## [Segmento del documento]
####

Riguardo poi ai rappresentanti politici scelti, l’oratore ateniese sottolineava che anche quella era una delle cause che avevano portato alla situazione di quel momento, visto che i cittadini si erano affidati “…a coloro che preferiscono compiacere la gente piuttosto che fare le proposte migliori. Di questi, alcuni, o Ateniesi, sono impegnati solo a salvaguardare quello stato di cose che garantisce loro prestigio e potere e non si curano affatto delle conseguenze future, e dunque neppure voi pensano che dobbiate curarvene…” (Filippica III 2)”.
Questo succedeva allora. Oggi e nel nostro passato prossimo, possiamo dire di non (sic!) ricordare politici che vendono e hanno venduto sogni, promettendo riduzione di tasse per tutti (e praticando, invece, condoni camuffati per pochi, i più ricchi), creazione di milioni di posti di lavoro, ponte d’oro (per gli interessi affaristico-mafiosi), rinascita del Sud (con la risolutiva -sic!- autonomia differenziata) nei settori nevralgici – sanità, scuola, lavoro -, recupero dell’”autentico” welfare tramite i bonus-elemosina, in nome del Padre, della Patria, della Famiglia. E intanto, si sono consolidati e si continuano a consolidare poteri e privilegi da “casta” per la “casta”.

####

## [Elenco dei compiti]
1. Nel segmento del documento, a chi si erano affidati i cittadini ateniesi secondo l'oratore?
2. Riassumi il segmento del documento in due frasi.

####

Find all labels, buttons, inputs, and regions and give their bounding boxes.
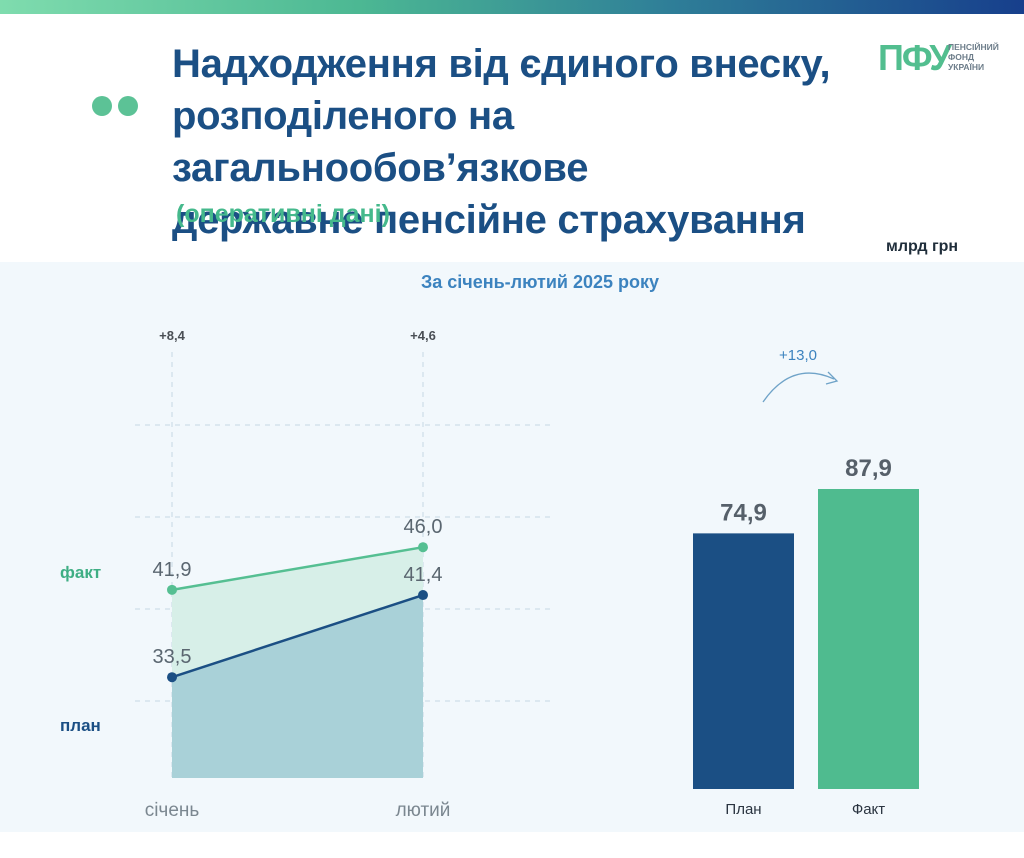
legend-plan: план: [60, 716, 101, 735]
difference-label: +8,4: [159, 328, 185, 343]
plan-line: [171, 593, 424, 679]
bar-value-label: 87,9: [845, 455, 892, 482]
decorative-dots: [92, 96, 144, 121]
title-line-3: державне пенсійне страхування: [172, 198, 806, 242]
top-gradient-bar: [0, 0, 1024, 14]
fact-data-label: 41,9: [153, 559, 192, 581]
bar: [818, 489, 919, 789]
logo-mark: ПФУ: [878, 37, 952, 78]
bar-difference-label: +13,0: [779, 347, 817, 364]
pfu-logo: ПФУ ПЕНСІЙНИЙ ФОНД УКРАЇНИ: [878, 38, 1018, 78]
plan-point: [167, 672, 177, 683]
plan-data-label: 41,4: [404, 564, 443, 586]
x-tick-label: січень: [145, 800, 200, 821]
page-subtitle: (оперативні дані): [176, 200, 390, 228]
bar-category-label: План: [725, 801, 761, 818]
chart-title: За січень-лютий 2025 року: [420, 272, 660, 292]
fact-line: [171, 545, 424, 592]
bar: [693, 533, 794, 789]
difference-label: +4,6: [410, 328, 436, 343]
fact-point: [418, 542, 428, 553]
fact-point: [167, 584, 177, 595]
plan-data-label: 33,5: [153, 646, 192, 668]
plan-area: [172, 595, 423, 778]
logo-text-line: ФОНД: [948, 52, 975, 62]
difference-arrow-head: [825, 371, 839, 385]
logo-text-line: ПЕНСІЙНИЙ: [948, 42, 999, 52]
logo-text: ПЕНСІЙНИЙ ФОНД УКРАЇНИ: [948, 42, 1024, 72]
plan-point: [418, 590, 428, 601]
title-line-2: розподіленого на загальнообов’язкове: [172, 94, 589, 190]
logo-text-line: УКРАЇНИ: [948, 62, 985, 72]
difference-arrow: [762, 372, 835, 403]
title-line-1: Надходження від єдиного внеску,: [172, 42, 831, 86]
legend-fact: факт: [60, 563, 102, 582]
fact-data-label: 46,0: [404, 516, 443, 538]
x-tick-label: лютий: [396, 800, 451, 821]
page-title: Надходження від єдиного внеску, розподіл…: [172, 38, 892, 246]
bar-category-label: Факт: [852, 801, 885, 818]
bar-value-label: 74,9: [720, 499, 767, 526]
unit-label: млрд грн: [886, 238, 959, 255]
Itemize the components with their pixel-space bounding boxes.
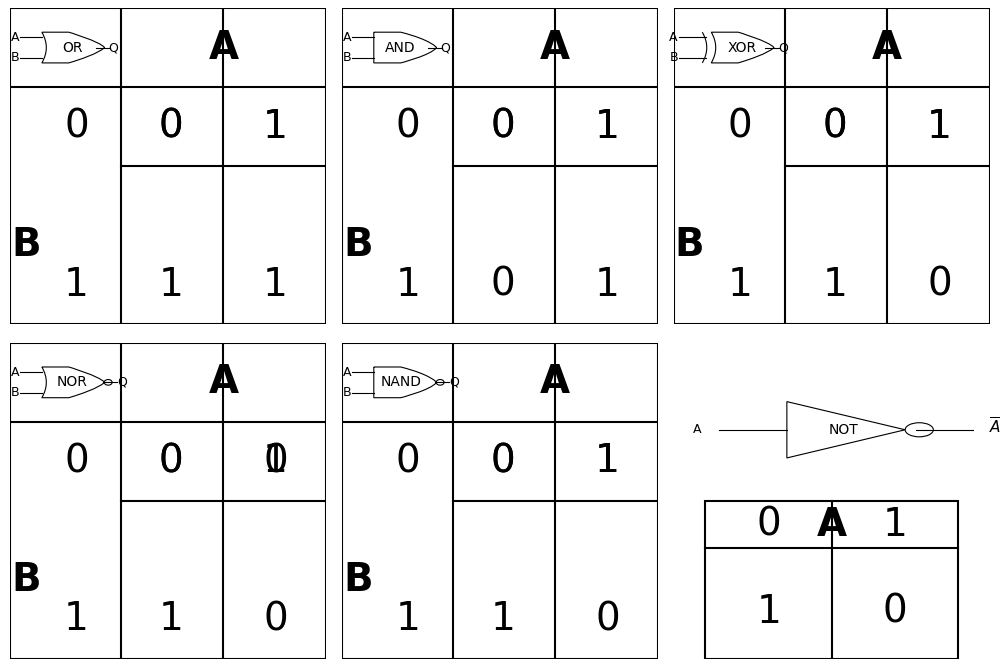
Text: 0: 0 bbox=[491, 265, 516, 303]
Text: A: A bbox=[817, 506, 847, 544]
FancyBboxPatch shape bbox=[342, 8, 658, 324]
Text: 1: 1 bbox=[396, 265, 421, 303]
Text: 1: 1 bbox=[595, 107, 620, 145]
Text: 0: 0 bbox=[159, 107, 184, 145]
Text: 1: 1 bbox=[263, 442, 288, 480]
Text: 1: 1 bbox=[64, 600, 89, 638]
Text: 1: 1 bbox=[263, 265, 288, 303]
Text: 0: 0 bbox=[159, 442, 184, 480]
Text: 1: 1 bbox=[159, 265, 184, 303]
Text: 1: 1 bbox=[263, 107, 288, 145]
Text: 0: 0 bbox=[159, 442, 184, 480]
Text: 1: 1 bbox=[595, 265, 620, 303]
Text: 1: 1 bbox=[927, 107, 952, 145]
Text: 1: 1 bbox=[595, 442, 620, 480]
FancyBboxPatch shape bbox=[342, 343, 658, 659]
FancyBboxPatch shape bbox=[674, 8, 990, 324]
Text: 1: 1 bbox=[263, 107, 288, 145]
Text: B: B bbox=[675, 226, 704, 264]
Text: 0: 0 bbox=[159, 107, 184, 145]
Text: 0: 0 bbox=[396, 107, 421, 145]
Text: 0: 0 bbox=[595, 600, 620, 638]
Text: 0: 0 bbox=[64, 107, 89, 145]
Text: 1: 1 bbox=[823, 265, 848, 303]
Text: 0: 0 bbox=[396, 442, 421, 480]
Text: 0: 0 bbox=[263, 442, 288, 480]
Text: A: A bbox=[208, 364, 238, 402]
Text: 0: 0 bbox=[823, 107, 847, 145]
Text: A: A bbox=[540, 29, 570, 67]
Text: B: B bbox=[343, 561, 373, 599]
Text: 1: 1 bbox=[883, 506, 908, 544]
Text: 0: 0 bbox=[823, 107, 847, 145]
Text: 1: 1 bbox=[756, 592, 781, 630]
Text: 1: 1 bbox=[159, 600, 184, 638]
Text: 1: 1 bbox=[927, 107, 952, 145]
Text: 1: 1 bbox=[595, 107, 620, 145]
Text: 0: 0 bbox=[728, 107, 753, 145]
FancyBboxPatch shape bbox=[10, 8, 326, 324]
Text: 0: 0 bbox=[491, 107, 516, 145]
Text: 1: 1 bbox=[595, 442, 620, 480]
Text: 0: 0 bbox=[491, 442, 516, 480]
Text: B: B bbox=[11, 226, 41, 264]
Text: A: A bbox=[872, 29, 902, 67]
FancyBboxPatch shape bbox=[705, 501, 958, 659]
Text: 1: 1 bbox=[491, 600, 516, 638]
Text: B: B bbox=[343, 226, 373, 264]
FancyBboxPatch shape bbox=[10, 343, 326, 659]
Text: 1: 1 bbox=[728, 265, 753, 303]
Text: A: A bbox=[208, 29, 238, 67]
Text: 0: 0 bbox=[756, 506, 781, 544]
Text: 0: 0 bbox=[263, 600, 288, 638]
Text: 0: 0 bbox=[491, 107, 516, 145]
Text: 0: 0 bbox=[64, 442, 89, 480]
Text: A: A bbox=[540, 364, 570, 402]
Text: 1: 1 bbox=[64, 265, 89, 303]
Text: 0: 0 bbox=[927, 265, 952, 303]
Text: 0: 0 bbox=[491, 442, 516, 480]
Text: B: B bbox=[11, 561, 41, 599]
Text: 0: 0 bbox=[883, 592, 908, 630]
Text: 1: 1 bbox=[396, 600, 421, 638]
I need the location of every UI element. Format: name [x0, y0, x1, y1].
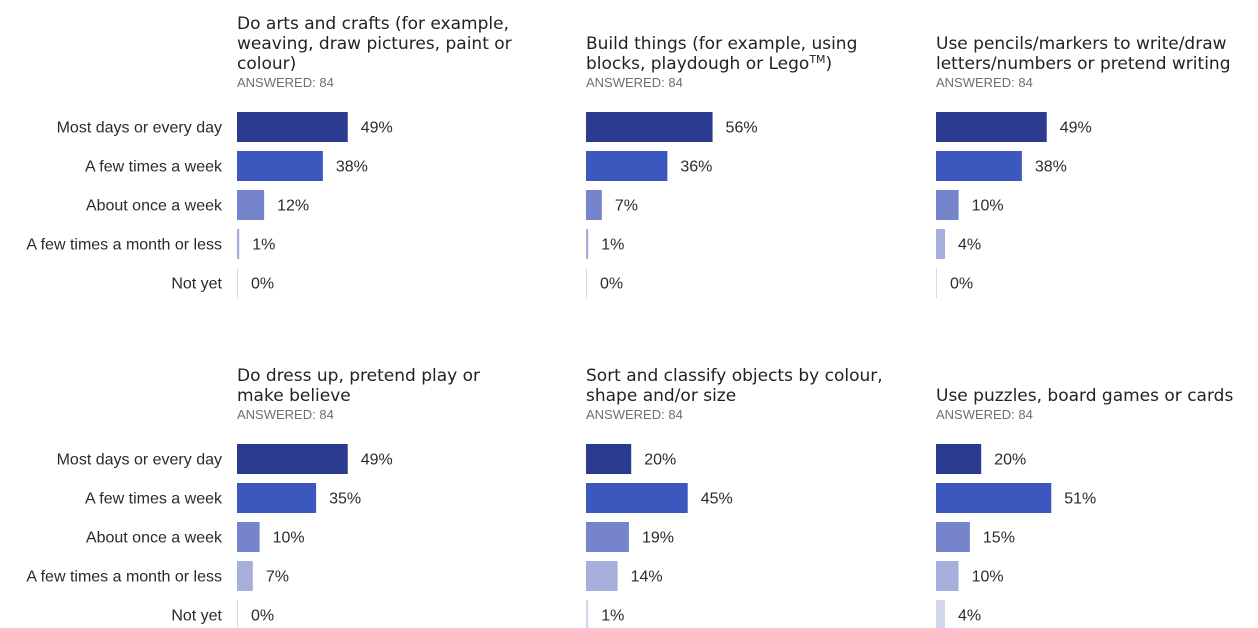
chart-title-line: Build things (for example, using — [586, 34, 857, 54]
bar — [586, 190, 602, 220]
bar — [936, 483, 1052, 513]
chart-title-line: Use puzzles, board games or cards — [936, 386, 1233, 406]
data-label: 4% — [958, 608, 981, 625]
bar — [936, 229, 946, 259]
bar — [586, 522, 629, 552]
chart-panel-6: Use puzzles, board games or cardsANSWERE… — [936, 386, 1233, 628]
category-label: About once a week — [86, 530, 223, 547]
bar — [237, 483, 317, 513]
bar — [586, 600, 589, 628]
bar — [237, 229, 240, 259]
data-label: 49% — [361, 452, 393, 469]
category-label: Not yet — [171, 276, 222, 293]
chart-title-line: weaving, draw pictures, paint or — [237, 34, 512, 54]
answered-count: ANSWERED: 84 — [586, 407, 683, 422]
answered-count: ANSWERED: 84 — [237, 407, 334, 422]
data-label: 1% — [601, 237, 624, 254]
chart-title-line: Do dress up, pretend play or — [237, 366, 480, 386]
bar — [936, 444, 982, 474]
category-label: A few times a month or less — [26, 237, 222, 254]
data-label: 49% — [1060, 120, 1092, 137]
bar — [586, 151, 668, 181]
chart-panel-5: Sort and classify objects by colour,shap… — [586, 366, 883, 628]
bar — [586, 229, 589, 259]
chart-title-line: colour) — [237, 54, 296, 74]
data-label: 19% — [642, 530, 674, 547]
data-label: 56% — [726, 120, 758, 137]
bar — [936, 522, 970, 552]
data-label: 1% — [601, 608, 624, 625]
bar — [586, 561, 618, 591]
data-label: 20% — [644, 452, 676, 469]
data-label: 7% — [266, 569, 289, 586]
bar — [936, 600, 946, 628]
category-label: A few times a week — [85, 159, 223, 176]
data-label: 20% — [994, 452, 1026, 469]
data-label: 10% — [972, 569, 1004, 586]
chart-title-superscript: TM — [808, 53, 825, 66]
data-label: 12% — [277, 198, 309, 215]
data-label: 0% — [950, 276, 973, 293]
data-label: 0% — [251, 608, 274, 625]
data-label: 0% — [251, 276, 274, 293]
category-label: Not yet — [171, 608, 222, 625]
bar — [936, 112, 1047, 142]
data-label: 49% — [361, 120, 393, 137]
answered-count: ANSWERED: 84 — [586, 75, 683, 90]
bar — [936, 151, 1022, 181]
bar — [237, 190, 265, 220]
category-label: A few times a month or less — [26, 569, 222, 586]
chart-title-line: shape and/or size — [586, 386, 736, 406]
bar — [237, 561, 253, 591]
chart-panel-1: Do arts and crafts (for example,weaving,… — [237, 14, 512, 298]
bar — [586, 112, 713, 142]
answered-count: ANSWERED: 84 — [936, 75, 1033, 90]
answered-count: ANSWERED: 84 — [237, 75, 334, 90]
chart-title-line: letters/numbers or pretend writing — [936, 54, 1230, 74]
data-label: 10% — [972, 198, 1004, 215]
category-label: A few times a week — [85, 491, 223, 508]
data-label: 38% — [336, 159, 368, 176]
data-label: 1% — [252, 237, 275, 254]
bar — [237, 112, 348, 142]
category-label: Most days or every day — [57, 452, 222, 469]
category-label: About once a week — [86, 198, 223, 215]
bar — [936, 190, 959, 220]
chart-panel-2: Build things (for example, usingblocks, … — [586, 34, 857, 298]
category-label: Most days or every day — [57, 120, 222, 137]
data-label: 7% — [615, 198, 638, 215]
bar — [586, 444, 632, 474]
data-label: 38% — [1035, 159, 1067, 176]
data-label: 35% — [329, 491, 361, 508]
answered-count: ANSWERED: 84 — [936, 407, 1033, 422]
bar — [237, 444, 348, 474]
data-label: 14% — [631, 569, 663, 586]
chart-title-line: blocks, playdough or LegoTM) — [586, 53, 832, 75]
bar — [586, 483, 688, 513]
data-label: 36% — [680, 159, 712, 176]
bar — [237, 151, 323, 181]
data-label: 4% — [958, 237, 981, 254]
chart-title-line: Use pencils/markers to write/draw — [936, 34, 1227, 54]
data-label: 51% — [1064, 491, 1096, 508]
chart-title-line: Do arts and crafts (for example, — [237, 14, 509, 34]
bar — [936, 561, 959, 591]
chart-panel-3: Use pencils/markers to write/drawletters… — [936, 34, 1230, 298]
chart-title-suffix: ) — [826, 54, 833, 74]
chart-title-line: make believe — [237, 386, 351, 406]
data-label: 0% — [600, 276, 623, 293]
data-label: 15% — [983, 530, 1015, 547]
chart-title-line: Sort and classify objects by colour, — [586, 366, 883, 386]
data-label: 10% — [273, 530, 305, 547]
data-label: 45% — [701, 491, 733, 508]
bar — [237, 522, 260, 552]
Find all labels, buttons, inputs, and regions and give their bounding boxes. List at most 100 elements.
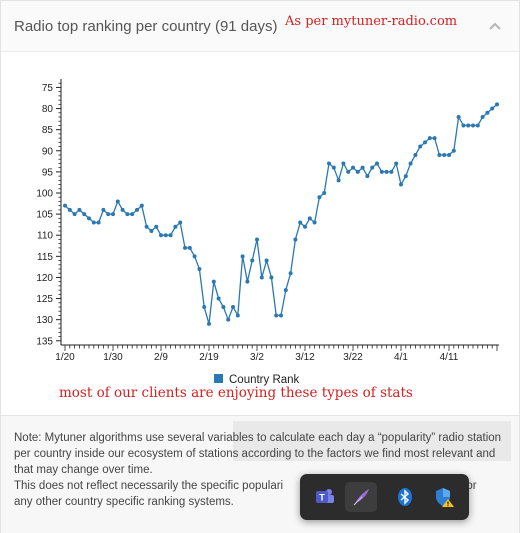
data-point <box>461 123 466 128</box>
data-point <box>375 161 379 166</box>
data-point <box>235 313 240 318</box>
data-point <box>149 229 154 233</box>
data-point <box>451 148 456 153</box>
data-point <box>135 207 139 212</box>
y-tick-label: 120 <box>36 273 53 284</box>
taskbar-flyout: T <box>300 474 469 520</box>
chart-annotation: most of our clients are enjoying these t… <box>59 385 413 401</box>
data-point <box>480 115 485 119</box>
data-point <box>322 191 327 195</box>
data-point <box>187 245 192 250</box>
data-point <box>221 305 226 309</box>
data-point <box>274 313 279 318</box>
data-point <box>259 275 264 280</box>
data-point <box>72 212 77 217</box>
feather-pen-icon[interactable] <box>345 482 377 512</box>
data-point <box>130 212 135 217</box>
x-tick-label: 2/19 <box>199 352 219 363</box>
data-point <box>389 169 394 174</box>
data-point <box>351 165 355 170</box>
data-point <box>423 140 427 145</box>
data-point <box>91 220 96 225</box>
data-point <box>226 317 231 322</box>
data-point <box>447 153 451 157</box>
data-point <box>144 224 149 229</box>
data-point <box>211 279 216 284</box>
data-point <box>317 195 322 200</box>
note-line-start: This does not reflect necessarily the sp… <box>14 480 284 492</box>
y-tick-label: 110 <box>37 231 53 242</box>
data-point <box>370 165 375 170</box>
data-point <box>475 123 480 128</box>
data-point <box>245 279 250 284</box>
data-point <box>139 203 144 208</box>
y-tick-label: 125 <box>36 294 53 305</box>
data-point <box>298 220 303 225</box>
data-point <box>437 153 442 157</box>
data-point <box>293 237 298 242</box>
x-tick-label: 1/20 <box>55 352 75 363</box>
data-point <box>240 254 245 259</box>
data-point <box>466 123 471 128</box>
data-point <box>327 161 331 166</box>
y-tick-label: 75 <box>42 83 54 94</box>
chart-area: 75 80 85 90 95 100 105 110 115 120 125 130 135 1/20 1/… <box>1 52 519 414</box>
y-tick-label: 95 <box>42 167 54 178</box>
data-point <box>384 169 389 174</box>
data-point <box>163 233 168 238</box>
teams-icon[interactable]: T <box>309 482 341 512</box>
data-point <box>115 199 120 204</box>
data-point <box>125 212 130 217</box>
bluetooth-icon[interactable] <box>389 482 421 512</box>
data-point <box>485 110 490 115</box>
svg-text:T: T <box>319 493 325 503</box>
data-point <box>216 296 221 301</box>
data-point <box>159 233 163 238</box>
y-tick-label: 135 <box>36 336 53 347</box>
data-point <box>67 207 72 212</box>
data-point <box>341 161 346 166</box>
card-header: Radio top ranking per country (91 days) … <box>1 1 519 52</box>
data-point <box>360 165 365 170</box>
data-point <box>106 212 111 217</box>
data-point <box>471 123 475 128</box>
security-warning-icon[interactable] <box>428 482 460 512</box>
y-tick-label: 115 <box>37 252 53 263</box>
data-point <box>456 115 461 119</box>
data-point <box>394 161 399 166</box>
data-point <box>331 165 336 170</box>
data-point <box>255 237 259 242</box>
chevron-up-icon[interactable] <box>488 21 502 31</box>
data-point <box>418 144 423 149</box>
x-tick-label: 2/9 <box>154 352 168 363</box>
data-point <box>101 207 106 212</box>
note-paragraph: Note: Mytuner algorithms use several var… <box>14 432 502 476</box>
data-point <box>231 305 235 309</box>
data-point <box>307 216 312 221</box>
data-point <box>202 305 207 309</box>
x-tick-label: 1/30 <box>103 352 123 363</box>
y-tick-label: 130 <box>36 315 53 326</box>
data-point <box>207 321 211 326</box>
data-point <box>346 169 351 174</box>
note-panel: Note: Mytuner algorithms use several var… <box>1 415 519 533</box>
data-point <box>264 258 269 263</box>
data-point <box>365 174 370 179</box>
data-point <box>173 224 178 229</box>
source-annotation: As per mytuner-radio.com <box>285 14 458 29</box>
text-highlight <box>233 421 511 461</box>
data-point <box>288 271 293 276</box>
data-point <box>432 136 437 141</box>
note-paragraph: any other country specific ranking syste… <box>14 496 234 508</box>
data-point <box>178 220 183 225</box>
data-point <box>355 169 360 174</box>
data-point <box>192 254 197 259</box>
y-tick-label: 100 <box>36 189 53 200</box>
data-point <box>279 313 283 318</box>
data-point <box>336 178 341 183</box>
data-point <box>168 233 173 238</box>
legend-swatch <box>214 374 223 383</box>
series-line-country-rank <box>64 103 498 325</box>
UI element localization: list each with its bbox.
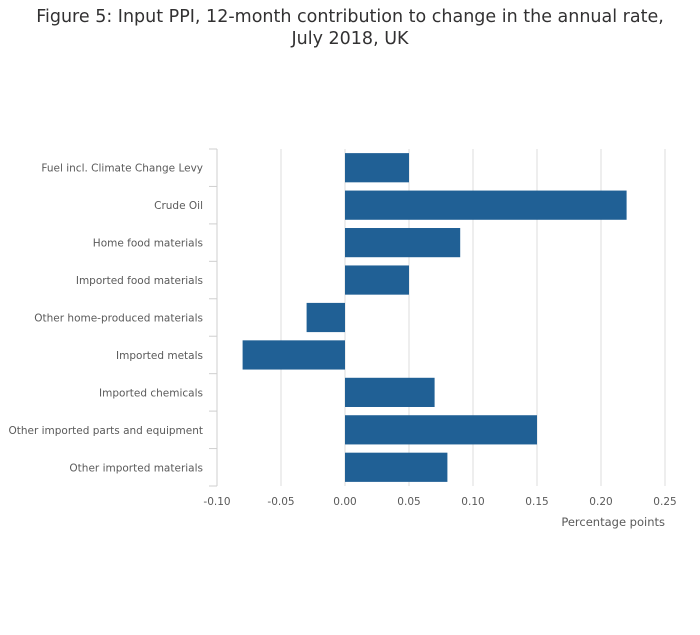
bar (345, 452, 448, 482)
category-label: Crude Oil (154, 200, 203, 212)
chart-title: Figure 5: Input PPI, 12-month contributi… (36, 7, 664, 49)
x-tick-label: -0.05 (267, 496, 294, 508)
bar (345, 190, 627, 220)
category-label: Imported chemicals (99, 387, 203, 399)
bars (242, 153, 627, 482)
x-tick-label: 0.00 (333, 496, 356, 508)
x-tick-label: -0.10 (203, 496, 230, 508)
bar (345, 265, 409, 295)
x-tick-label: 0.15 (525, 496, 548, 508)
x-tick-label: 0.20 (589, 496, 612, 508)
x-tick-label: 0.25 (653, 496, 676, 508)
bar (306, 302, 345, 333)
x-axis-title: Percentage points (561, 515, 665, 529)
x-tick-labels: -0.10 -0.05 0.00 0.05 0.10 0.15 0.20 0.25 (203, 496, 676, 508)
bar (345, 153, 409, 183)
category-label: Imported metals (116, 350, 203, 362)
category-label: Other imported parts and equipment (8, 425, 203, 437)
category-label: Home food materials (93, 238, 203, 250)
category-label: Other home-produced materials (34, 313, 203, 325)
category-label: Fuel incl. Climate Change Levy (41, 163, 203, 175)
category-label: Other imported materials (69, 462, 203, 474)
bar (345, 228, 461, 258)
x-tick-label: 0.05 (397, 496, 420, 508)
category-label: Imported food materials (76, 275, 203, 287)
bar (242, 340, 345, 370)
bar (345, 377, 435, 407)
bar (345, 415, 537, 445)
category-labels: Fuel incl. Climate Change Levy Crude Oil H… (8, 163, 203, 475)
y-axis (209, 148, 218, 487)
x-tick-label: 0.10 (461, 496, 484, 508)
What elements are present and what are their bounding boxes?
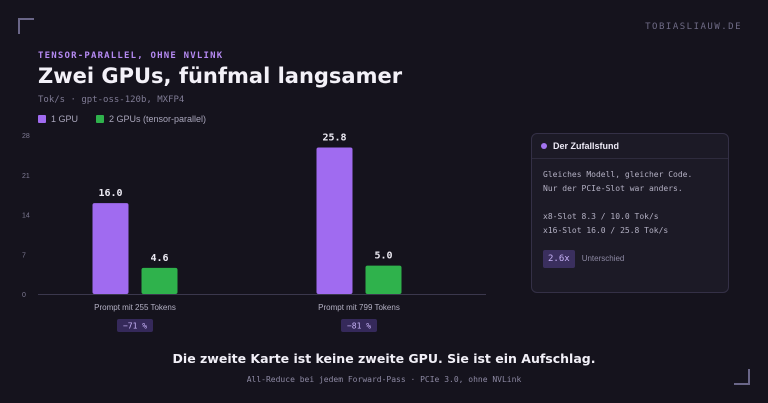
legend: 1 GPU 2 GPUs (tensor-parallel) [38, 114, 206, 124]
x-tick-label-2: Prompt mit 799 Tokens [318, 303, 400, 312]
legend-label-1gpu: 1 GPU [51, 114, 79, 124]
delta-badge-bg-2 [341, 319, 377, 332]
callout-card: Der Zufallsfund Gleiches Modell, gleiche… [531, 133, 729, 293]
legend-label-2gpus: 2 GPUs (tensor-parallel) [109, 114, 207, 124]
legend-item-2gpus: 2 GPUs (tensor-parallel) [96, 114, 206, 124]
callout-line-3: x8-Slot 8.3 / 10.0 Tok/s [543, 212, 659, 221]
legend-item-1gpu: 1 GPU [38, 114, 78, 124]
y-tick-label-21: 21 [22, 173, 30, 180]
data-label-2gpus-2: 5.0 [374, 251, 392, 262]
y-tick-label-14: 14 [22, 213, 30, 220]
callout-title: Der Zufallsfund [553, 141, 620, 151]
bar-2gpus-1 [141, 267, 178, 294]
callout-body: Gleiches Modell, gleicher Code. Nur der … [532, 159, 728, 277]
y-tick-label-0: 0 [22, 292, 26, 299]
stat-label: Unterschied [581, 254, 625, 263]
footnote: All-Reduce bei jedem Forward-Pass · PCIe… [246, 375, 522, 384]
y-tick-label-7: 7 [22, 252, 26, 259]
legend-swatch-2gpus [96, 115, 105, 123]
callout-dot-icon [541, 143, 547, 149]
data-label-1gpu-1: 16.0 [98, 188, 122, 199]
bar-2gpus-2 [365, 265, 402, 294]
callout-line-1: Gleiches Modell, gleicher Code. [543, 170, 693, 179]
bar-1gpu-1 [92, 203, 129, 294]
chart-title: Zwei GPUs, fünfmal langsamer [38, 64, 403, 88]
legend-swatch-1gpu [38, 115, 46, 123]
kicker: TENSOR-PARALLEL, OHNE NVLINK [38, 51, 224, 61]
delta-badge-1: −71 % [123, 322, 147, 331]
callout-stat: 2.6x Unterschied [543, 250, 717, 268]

####

## [Risultati]
1. A coloro che preferiscono compiacere la gente piuttosto che fare le proposte migliori.

2. L'oratore ateniese indicava tra le cause della situazione del suo tempo la scelta di rappresentanti che preferivano compiacere la gente anziché fare le proposte migliori, alcuni dei quali pensavano solo a salvaguardare il proprio prestigio e potere senza curarsi delle conseguenze future. Oggi e nel passato prossimo ci sono politici che hanno venduto sogni, come riduzione di tasse per tutti, milioni di posti di lavoro e rinascita del Sud, mentre si sono consolidati poteri e privilegi da "casta" per la "casta".